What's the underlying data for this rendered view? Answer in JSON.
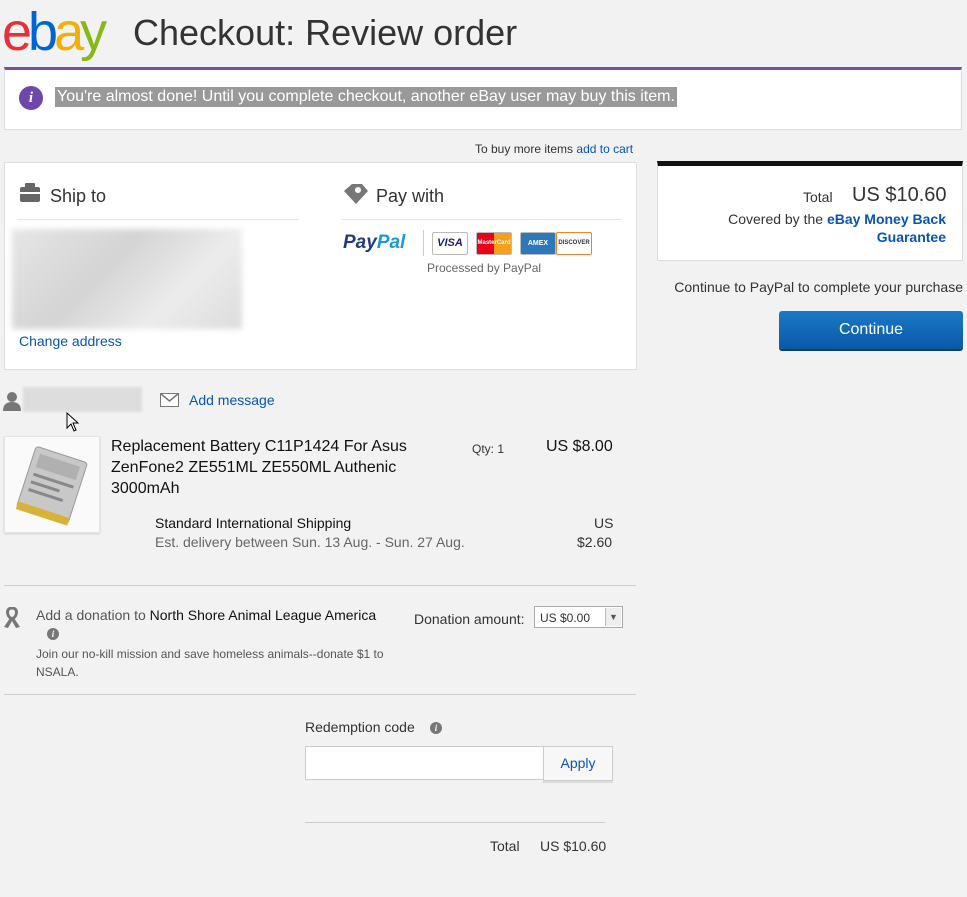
{
  "header": {
    "logo": [
      "e",
      "b",
      "a",
      "y"
    ],
    "logo_colors": [
      "#e53238",
      "#0064d2",
      "#f5af02",
      "#86b817"
    ],
    "title": "Checkout: Review order"
  },
  "notice": {
    "icon": "info-icon",
    "text": "You're almost done! Until you complete checkout, another eBay user may buy this item."
  },
  "buy_more": {
    "prefix": "To buy more items",
    "link": "add to cart"
  },
  "ship_to": {
    "title": "Ship to",
    "change_link": "Change address"
  },
  "pay_with": {
    "title": "Pay with",
    "paypal_a": "Pay",
    "paypal_b": "Pal",
    "cards": [
      "VISA",
      "MasterCard",
      "AMEX",
      "DISCOVER"
    ],
    "processed": "Processed by PayPal"
  },
  "seller": {
    "add_message": "Add message"
  },
  "item": {
    "title": "Replacement Battery C11P1424 For Asus ZenFone2 ZE551ML ZE550ML Authenic 3000mAh",
    "qty": "Qty: 1",
    "price": "US $8.00",
    "shipping_name": "Standard International Shipping",
    "shipping_est": "Est. delivery between Sun. 13 Aug. - Sun. 27 Aug.",
    "shipping_cost_line1": "US",
    "shipping_cost_line2": "$2.60"
  },
  "donation": {
    "prefix": "Add a donation to",
    "org": "North Shore Animal League America",
    "description": "Join our no-kill mission and save homeless animals--donate $1 to NSALA.",
    "amount_label": "Donation amount:",
    "amount_value": "US $0.00"
  },
  "redemption": {
    "label": "Redemption code",
    "apply": "Apply",
    "input_value": ""
  },
  "order_total": {
    "label": "Total",
    "value": "US $10.60"
  },
  "summary": {
    "total_label": "Total",
    "total_value": "US $10.60",
    "covered_prefix": "Covered by the",
    "covered_link": "eBay Money Back Guarantee",
    "continue_text": "Continue to PayPal to complete your purchase",
    "continue_button": "Continue"
  }
}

◆ ◆ ◆ ◆ ◆ ◆ ◆

#### Aim
All records must be output exactly as they are, except for the pictures, which are left out.

#### Completed exercise
What's the underlying data for this rendered view? Answer in JSON.
{
  "header": {
    "logo": [
      "e",
      "b",
      "a",
      "y"
    ],
    "logo_colors": [
      "#e53238",
      "#0064d2",
      "#f5af02",
      "#86b817"
    ],
    "title": "Checkout: Review order"
  },
  "notice": {
    "icon": "info-icon",
    "text": "You're almost done! Until you complete checkout, another eBay user may buy this item."
  },
  "buy_more": {
    "prefix": "To buy more items",
    "link": "add to cart"
  },
  "ship_to": {
    "title": "Ship to",
    "change_link": "Change address"
  },
  "pay_with": {
    "title": "Pay with",
    "paypal_a": "Pay",
    "paypal_b": "Pal",
    "cards": [
      "VISA",
      "MasterCard",
      "AMEX",
      "DISCOVER"
    ],
    "processed": "Processed by PayPal"
  },
  "seller": {
    "add_message": "Add message"
  },
  "item": {
    "title": "Replacement Battery C11P1424 For Asus ZenFone2 ZE551ML ZE550ML Authenic 3000mAh",
    "qty": "Qty: 1",
    "price": "US $8.00",
    "shipping_name": "Standard International Shipping",
    "shipping_est": "Est. delivery between Sun. 13 Aug. - Sun. 27 Aug.",
    "shipping_cost_line1": "US",
    "shipping_cost_line2": "$2.60"
  },
  "donation": {
    "prefix": "Add a donation to",
    "org": "North Shore Animal League America",
    "description": "Join our no-kill mission and save homeless animals--donate $1 to NSALA.",
    "amount_label": "Donation amount:",
    "amount_value": "US $0.00"
  },
  "redemption": {
    "label": "Redemption code",
    "apply": "Apply",
    "input_value": ""
  },
  "order_total": {
    "label": "Total",
    "value": "US $10.60"
  },
  "summary": {
    "total_label": "Total",
    "total_value": "US $10.60",
    "covered_prefix": "Covered by the",
    "covered_link": "eBay Money Back Guarantee",
    "continue_text": "Continue to PayPal to complete your purchase",
    "continue_button": "Continue"
  }
}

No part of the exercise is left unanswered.